* _WHAT YOU ARE ASKED TO DO_: Copy all lines below exactly as written. Leave pictures out.

* _SUPPLIED DATA_:

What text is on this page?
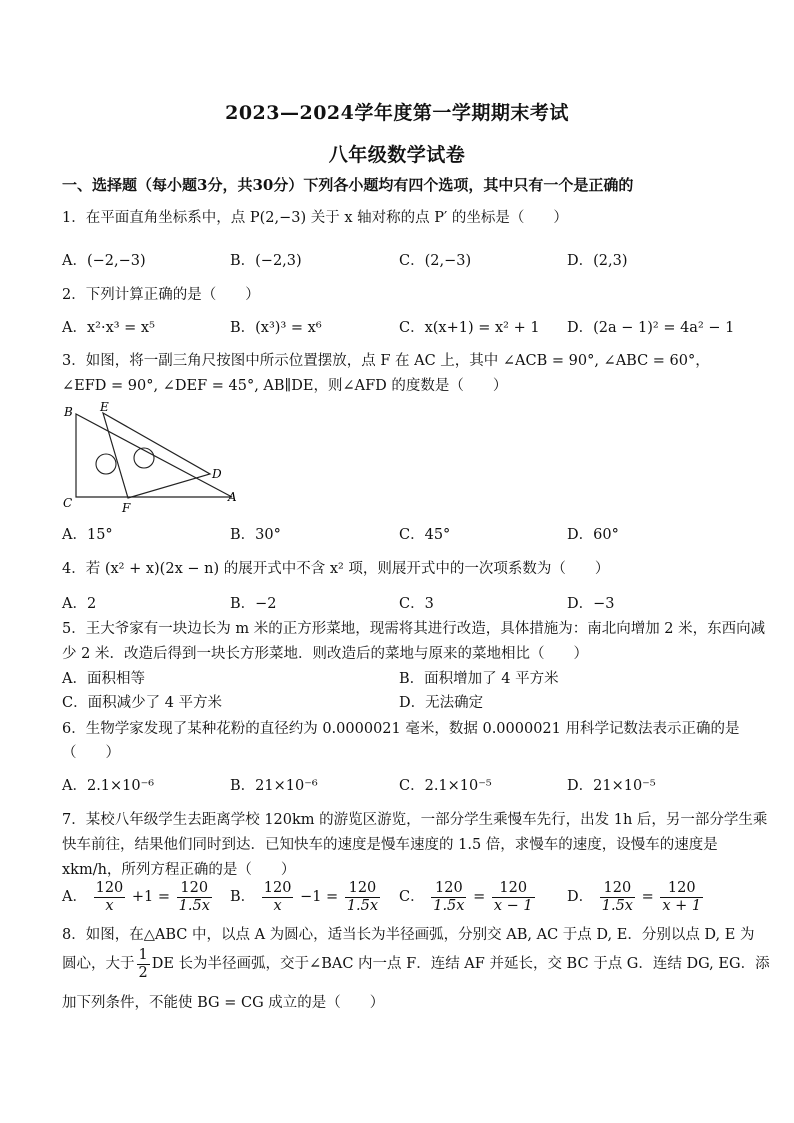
2023—2024学年度第一学期期末考试
八年级数学试卷
一、选择题（每小题3分，共30分）下列各小题均有四个选项，其中只有一个是正确的
1．在平面直角坐标系中，点 P(2,−3) 关于 x 轴对称的点 P′ 的坐标是（　　）
A．(−2,−3)	B．(−2,3)	C．(2,−3)	D．(2,3)
2．下列计算正确的是（　　）
A．x²·x³ = x⁵	B．(x³)³ = x⁶	C．x(x+1) = x² + 1 D．(2a − 1)² = 4a² − 1
3．如图，将一副三角尺按图中所示位置摆放，点 F 在 AC 上，其中 ∠ACB = 90°, ∠ABC = 60°，
∠EFD = 90°, ∠DEF = 45°, AB∥DE，则∠AFD 的度数是（　　）
B E
D
C	F
A
A．15°	B．30°	C．45°	D．60°
4．若 (x² + x)(2x − n) 的展开式中不含 x² 项，则展开式中的一次项系数为（　　）
A．2	B．−2	C．3	D．−3
5．王大爷家有一块边长为 m 米的正方形菜地，现需将其进行改造，具体措施为：南北向增加 2 米，东西向减
少 2 米．改造后得到一块长方形菜地．则改造后的菜地与原来的菜地相比（　　）
A．面积相等	B．面积增加了 4 平方米
C．面积减少了 4 平方米	D．无法确定
6．生物学家发现了某种花粉的直径约为 0.0000021 毫米，数据 0.0000021 用科学记数法表示正确的是
（　　）
A．2.1×10⁻⁶	B．21×10⁻⁶	C．2.1×10⁻⁵	D．21×10⁻⁵
7．某校八年级学生去距离学校 120km 的游览区游览，一部分学生乘慢车先行，出发 1h 后，另一部分学生乘
快车前往，结果他们同时到达．已知快车的速度是慢车速度的 1.5 倍，求慢车的速度，设慢车的速度是
xkm/h，所列方程正确的是（　　）
A． $\frac{120}{x} +1 = \frac{120}{1.5x}$ B． $\frac{120}{x} -1 = \frac{120}{1.5x}$ C． $\frac{120}{1.5x} = \frac{120}{x - 1}$ D． $\frac{120}{1.5x} = \frac{120}{x + 1}$
8．如图，在△ABC 中，以点 A 为圆心，适当长为半径画弧，分别交 AB, AC 于点 D, E．分别以点 D, E 为
圆心，大于 $\frac{1}{2}$ DE 长为半径画弧，交于∠BAC 内一点 F．连结 AF 并延长，交 BC 于点 G．连结 DG, EG．添
加下列条件，不能使 BG = CG 成立的是（　　）
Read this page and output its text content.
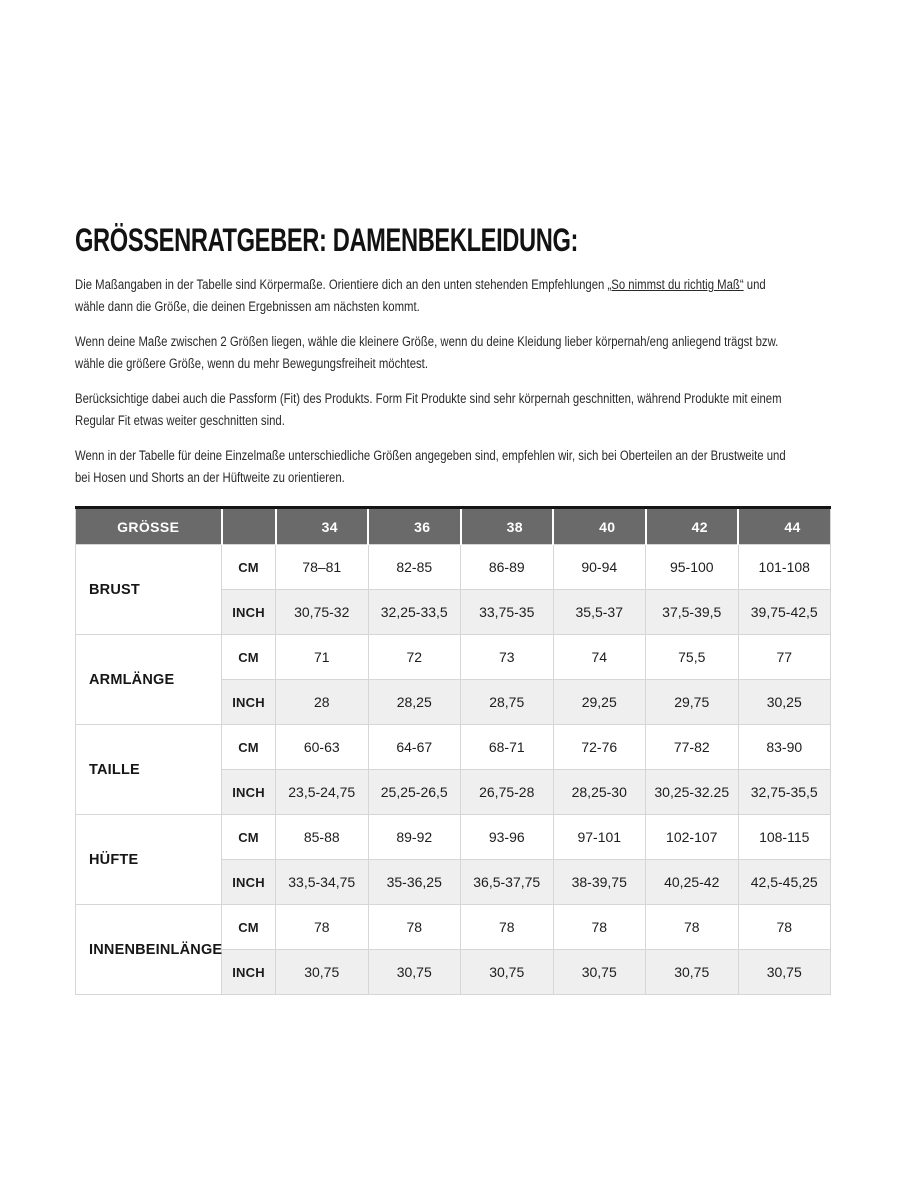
GRÖSSENRATGEBER: DAMENBEKLEIDUNG:

Die Maßangaben in der Tabelle sind Körpermaße. Orientiere dich an den unten stehenden Empfehlungen „So nimmst du richtig Maß“ und
wähle dann die Größe, die deinen Ergebnissen am nächsten kommt.

Wenn deine Maße zwischen 2 Größen liegen, wähle die kleinere Größe, wenn du deine Kleidung lieber körpernah/eng anliegend trägst bzw.
wähle die größere Größe, wenn du mehr Bewegungsfreiheit möchtest.

Berücksichtige dabei auch die Passform (Fit) des Produkts. Form Fit Produkte sind sehr körpernah geschnitten, während Produkte mit einem
Regular Fit etwas weiter geschnitten sind.

Wenn in der Tabelle für deine Einzelmaße unterschiedliche Größen angegeben sind, empfehlen wir, sich bei Oberteilen an der Brustweite und
bei Hosen und Shorts an der Hüftweite zu orientieren.

GRÖSSE		34	36	38	40	42	44
BRUST	CM	78–81	82-85	86-89	90-94	95-100	101-108
	INCH	30,75-32	32,25-33,5	33,75-35	35,5-37	37,5-39,5	39,75-42,5
ARMLÄNGE	CM	71	72	73	74	75,5	77
	INCH	28	28,25	28,75	29,25	29,75	30,25
TAILLE	CM	60-63	64-67	68-71	72-76	77-82	83-90
	INCH	23,5-24,75	25,25-26,5	26,75-28	28,25-30	30,25-32.25	32,75-35,5
HÜFTE	CM	85-88	89-92	93-96	97-101	102-107	108-115
	INCH	33,5-34,75	35-36,25	36,5-37,75	38-39,75	40,25-42	42,5-45,25
INNENBEINLÄNGE	CM	78	78	78	78	78	78
	INCH	30,75	30,75	30,75	30,75	30,75	30,75
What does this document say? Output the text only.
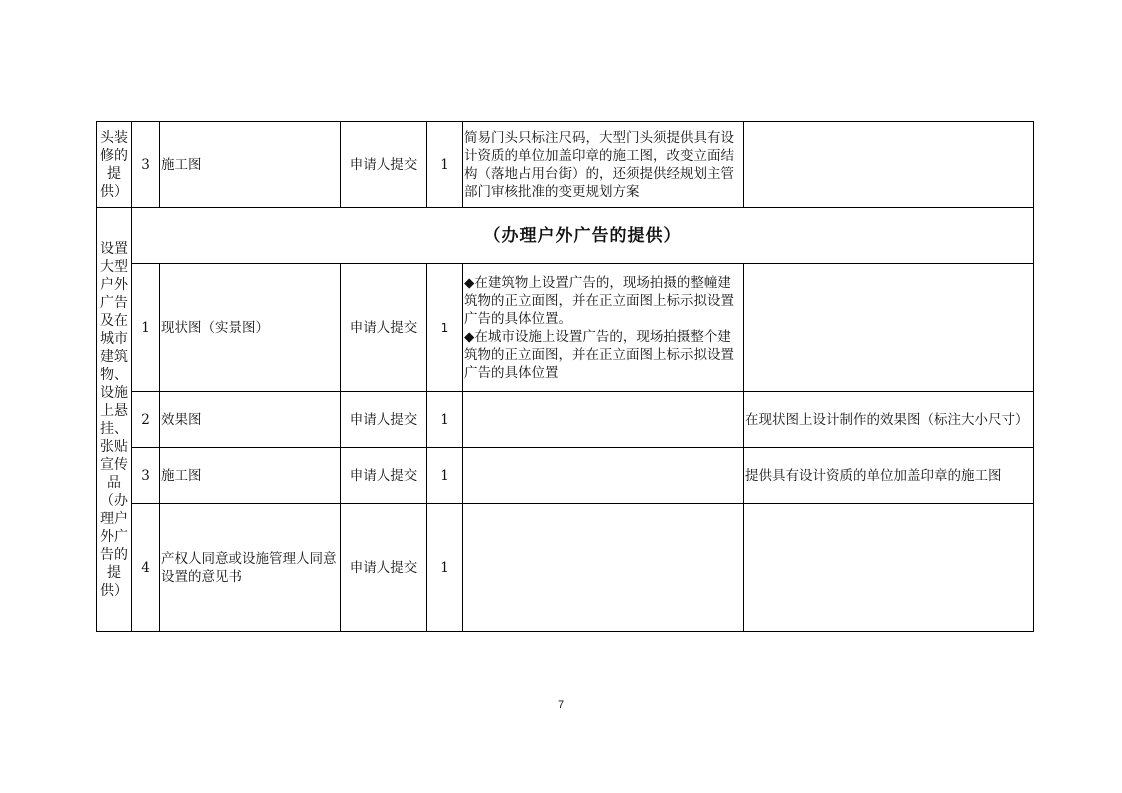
头装修的提供）	3	施工图	申请人提交	1	简易门头只标注尺码，大型门头须提供具有设计资质的单位加盖印章的施工图，改变立面结构（落地占用台街）的，还须提供经规划主管部门审核批准的变更规划方案	
设置大型户外广告及在城市建筑物、设施上悬挂、张贴宣传品（办理户外广告的提供）	（办理户外广告的提供）					
	1	现状图（实景图）	申请人提交	1	◆在建筑物上设置广告的，现场拍摄的整幢建筑物的正立面图，并在正立面图上标示拟设置广告的具体位置。
◆在城市设施上设置广告的，现场拍摄整个建筑物的正立面图，并在正立面图上标示拟设置广告的具体位置	

	2	效果图	申请人提交	1		在现状图上设计制作的效果图（标注大小尺寸）
	3	施工图	申请人提交	1		提供具有设计资质的单位加盖印章的施工图
	4	产权人同意或设施管理人同意设置的意见书	申请人提交	1		
7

* _TASK ANSWER_:
What text is on this page?
2023—2024学年度第一学期期末考试
八年级数学试卷
一、选择题（每小题3分，共30分）下列各小题均有四个选项，其中只有一个是正确的
1．在平面直角坐标系中，点 P(2,−3) 关于 x 轴对称的点 P′ 的坐标是（　　）
A．(−2,−3)	B．(−2,3)	C．(2,−3)	D．(2,3)
2．下列计算正确的是（　　）
A．x²·x³ = x⁵	B．(x³)³ = x⁶	C．x(x+1) = x² + 1 D．(2a − 1)² = 4a² − 1
3．如图，将一副三角尺按图中所示位置摆放，点 F 在 AC 上，其中 ∠ACB = 90°, ∠ABC = 60°，
∠EFD = 90°, ∠DEF = 45°, AB∥DE，则∠AFD 的度数是（　　）
B E
D
C	F
A
A．15°	B．30°	C．45°	D．60°
4．若 (x² + x)(2x − n) 的展开式中不含 x² 项，则展开式中的一次项系数为（　　）
A．2	B．−2	C．3	D．−3
5．王大爷家有一块边长为 m 米的正方形菜地，现需将其进行改造，具体措施为：南北向增加 2 米，东西向减
少 2 米．改造后得到一块长方形菜地．则改造后的菜地与原来的菜地相比（　　）
A．面积相等	B．面积增加了 4 平方米
C．面积减少了 4 平方米	D．无法确定
6．生物学家发现了某种花粉的直径约为 0.0000021 毫米，数据 0.0000021 用科学记数法表示正确的是
（　　）
A．2.1×10⁻⁶	B．21×10⁻⁶	C．2.1×10⁻⁵	D．21×10⁻⁵
7．某校八年级学生去距离学校 120km 的游览区游览，一部分学生乘慢车先行，出发 1h 后，另一部分学生乘
快车前往，结果他们同时到达．已知快车的速度是慢车速度的 1.5 倍，求慢车的速度，设慢车的速度是
xkm/h，所列方程正确的是（　　）
A． $\frac{120}{x} +1 = \frac{120}{1.5x}$ B． $\frac{120}{x} -1 = \frac{120}{1.5x}$ C． $\frac{120}{1.5x} = \frac{120}{x - 1}$ D． $\frac{120}{1.5x} = \frac{120}{x + 1}$
8．如图，在△ABC 中，以点 A 为圆心，适当长为半径画弧，分别交 AB, AC 于点 D, E．分别以点 D, E 为
圆心，大于 $\frac{1}{2}$ DE 长为半径画弧，交于∠BAC 内一点 F．连结 AF 并延长，交 BC 于点 G．连结 DG, EG．添
加下列条件，不能使 BG = CG 成立的是（　　）
Read this page and output its text content.
GRÖSSENRATGEBER: DAMENBEKLEIDUNG:

Die Maßangaben in der Tabelle sind Körpermaße. Orientiere dich an den unten stehenden Empfehlungen „So nimmst du richtig Maß“ und
wähle dann die Größe, die deinen Ergebnissen am nächsten kommt.

Wenn deine Maße zwischen 2 Größen liegen, wähle die kleinere Größe, wenn du deine Kleidung lieber körpernah/eng anliegend trägst bzw.
wähle die größere Größe, wenn du mehr Bewegungsfreiheit möchtest.

Berücksichtige dabei auch die Passform (Fit) des Produkts. Form Fit Produkte sind sehr körpernah geschnitten, während Produkte mit einem
Regular Fit etwas weiter geschnitten sind.

Wenn in der Tabelle für deine Einzelmaße unterschiedliche Größen angegeben sind, empfehlen wir, sich bei Oberteilen an der Brustweite und
bei Hosen und Shorts an der Hüftweite zu orientieren.

GRÖSSE		34	36	38	40	42	44
BRUST	CM	78–81	82-85	86-89	90-94	95-100	101-108
	INCH	30,75-32	32,25-33,5	33,75-35	35,5-37	37,5-39,5	39,75-42,5
ARMLÄNGE	CM	71	72	73	74	75,5	77
	INCH	28	28,25	28,75	29,25	29,75	30,25
TAILLE	CM	60-63	64-67	68-71	72-76	77-82	83-90
	INCH	23,5-24,75	25,25-26,5	26,75-28	28,25-30	30,25-32.25	32,75-35,5
HÜFTE	CM	85-88	89-92	93-96	97-101	102-107	108-115
	INCH	33,5-34,75	35-36,25	36,5-37,75	38-39,75	40,25-42	42,5-45,25
INNENBEINLÄNGE	CM	78	78	78	78	78	78
	INCH	30,75	30,75	30,75	30,75	30,75	30,75
What does this document say? Output the text only.
头装修的提供）	3	施工图	申请人提交	1	简易门头只标注尺码，大型门头须提供具有设计资质的单位加盖印章的施工图，改变立面结构（落地占用台街）的，还须提供经规划主管部门审核批准的变更规划方案	
设置大型户外广告及在城市建筑物、设施上悬挂、张贴宣传品（办理户外广告的提供）	（办理户外广告的提供）					
	1	现状图（实景图）	申请人提交	1	◆在建筑物上设置广告的，现场拍摄的整幢建筑物的正立面图，并在正立面图上标示拟设置广告的具体位置。
◆在城市设施上设置广告的，现场拍摄整个建筑物的正立面图，并在正立面图上标示拟设置广告的具体位置	

	2	效果图	申请人提交	1		在现状图上设计制作的效果图（标注大小尺寸）
	3	施工图	申请人提交	1		提供具有设计资质的单位加盖印章的施工图
	4	产权人同意或设施管理人同意设置的意见书	申请人提交	1		
7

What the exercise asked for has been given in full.